**Exercise requirements**
Each record below must be returned exactly as shown.
==== Working data ====
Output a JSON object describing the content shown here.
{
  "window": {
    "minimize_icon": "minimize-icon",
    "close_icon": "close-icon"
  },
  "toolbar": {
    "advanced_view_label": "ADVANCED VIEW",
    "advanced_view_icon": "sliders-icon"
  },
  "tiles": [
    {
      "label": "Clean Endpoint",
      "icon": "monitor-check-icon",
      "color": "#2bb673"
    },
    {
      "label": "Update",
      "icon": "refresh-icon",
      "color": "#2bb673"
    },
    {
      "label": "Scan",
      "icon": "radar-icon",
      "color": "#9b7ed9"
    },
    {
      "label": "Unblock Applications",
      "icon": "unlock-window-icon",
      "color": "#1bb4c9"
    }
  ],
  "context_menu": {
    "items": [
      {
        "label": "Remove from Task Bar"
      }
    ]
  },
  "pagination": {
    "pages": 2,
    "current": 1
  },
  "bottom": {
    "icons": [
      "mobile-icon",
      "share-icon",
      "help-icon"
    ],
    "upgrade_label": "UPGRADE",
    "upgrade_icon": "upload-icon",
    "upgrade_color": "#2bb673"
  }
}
====
**Solution for this problem**
Output a JSON object describing the content shown here.
{
  "window": {
    "minimize_icon": "minimize-icon",
    "close_icon": "close-icon"
  },
  "toolbar": {
    "advanced_view_label": "ADVANCED VIEW",
    "advanced_view_icon": "sliders-icon"
  },
  "tiles": [
    {
      "label": "Clean Endpoint",
      "icon": "monitor-check-icon",
      "color": "#2bb673"
    },
    {
      "label": "Update",
      "icon": "refresh-icon",
      "color": "#2bb673"
    },
    {
      "label": "Scan",
      "icon": "radar-icon",
      "color": "#9b7ed9"
    },
    {
      "label": "Unblock Applications",
      "icon": "unlock-window-icon",
      "color": "#1bb4c9"
    }
  ],
  "context_menu": {
    "items": [
      {
        "label": "Remove from Task Bar"
      }
    ]
  },
  "pagination": {
    "pages": 2,
    "current": 1
  },
  "bottom": {
    "icons": [
      "mobile-icon",
      "share-icon",
      "help-icon"
    ],
    "upgrade_label": "UPGRADE",
    "upgrade_icon": "upload-icon",
    "upgrade_color": "#2bb673"
  }
}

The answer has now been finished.